### Written request
Lift every line from the entries that includes the word "nécessaire".
— start Records for this task —
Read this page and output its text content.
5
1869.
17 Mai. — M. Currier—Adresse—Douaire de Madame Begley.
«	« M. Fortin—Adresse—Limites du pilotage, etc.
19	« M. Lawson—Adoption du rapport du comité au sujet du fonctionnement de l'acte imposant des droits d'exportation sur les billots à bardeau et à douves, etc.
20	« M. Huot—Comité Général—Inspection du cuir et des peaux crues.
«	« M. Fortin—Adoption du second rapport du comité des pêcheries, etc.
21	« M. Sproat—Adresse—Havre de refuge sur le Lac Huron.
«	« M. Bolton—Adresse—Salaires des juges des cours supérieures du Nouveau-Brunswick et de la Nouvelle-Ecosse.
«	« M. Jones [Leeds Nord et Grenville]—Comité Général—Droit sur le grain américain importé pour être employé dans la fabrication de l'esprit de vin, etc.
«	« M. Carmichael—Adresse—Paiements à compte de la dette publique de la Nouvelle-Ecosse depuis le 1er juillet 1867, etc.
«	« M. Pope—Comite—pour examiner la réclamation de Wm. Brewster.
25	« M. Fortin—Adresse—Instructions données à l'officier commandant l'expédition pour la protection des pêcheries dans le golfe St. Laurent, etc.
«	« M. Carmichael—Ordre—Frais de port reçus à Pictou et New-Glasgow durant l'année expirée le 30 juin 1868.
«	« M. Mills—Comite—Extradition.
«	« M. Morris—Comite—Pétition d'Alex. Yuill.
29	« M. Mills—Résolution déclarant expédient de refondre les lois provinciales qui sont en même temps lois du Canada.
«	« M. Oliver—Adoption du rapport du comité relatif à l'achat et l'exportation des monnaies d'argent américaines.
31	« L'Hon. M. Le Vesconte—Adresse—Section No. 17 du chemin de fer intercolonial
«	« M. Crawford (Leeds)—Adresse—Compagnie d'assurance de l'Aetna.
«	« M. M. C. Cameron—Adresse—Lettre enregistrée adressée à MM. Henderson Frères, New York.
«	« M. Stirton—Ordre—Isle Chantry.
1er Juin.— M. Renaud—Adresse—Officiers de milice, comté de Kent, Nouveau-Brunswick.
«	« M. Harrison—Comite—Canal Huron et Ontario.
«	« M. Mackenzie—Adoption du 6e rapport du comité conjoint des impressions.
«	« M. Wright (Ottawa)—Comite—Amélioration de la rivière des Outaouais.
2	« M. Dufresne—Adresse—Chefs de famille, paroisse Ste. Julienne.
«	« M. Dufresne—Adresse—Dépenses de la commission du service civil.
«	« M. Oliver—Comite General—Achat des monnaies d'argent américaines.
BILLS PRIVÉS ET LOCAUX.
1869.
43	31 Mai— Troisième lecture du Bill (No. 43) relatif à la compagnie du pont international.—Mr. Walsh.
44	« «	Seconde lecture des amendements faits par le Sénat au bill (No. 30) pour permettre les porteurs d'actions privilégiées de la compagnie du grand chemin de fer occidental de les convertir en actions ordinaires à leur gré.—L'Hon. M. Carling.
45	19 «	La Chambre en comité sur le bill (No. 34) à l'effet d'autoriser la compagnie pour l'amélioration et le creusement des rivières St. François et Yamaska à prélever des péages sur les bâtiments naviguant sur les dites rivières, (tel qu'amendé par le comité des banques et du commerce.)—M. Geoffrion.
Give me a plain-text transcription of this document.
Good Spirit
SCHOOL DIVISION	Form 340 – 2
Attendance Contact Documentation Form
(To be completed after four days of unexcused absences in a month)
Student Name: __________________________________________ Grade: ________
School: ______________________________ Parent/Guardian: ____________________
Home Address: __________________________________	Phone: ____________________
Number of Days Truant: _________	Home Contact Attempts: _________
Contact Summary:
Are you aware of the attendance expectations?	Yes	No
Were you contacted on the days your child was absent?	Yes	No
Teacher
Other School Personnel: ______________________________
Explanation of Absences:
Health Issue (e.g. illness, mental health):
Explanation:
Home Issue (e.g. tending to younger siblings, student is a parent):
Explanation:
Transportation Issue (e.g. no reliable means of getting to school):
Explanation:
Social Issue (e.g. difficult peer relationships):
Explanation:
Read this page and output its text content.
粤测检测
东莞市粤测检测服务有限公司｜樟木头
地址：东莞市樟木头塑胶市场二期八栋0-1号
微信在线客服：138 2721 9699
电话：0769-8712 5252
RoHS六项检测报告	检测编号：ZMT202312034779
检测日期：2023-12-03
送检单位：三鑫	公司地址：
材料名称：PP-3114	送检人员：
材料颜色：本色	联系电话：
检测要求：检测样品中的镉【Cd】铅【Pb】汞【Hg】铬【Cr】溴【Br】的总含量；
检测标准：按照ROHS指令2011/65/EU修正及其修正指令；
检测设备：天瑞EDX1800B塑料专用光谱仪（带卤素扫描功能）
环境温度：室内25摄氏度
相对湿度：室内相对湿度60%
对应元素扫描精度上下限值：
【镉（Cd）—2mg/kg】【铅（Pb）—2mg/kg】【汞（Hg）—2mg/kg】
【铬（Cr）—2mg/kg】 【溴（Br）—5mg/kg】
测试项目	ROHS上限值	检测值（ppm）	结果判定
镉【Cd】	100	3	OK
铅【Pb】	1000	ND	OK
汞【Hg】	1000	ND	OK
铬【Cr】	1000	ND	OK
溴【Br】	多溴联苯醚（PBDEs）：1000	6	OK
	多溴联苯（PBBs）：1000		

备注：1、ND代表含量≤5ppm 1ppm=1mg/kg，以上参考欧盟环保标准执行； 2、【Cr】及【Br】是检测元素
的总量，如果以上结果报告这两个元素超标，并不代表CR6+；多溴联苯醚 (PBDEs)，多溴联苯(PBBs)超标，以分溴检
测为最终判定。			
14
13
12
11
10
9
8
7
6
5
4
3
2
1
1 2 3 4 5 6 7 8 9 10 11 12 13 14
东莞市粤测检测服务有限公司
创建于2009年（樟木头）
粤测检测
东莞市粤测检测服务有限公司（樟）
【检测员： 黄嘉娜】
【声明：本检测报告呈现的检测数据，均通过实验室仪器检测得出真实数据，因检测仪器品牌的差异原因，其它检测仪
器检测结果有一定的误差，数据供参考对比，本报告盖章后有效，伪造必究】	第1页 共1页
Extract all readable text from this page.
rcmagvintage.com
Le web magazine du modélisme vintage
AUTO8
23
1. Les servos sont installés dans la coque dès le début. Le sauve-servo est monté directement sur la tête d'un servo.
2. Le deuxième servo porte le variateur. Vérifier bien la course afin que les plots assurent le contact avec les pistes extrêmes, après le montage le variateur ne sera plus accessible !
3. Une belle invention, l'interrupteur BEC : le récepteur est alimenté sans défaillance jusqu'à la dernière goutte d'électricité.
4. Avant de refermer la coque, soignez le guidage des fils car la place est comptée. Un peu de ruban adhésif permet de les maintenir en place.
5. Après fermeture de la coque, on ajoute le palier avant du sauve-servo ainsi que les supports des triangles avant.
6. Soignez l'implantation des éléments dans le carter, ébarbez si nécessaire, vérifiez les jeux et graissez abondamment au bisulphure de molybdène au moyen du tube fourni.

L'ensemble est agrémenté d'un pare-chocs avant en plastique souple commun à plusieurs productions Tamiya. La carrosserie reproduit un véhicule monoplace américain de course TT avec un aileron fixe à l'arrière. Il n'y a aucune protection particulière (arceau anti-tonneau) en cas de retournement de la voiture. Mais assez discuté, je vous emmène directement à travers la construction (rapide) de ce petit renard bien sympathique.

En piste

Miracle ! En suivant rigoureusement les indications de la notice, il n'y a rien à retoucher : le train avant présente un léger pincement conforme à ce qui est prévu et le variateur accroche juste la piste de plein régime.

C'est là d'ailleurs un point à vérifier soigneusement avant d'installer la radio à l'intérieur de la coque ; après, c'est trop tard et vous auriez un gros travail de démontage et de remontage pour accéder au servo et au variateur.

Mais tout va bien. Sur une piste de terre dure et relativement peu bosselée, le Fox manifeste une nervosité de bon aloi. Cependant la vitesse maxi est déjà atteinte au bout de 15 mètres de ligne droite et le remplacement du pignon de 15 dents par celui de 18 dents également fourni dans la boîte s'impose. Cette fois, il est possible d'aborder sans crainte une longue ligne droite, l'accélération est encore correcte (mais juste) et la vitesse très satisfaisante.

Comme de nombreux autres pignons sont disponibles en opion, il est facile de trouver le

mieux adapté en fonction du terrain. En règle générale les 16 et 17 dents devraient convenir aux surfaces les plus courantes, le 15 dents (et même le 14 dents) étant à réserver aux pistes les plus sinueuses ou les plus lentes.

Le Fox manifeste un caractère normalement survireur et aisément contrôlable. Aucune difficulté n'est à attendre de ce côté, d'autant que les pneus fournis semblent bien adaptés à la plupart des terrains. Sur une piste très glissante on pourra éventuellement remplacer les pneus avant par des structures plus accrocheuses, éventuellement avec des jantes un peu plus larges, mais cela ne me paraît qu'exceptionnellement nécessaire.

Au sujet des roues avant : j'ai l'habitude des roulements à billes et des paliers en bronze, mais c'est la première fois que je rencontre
— end Records for this task —
### Exercise response
6. Soignez l'implantation des éléments dans le carter, ébarbez si nécessaire, vérifiez les jeux et graissez abondamment au bisulphure de molybdène au moyen du tube fourni.
Le Fox manifeste un caractère normalement survireur et aisément contrôlable. Aucune difficulté n'est à attendre de ce côté, d'autant que les pneus fournis semblent bien adaptés à la plupart des terrains. Sur une piste très glissante on pourra éventuellement remplacer les pneus avant par des structures plus accrocheuses, éventuellement avec des jantes un peu plus larges, mais cela ne me paraît qu'exceptionnellement nécessaire.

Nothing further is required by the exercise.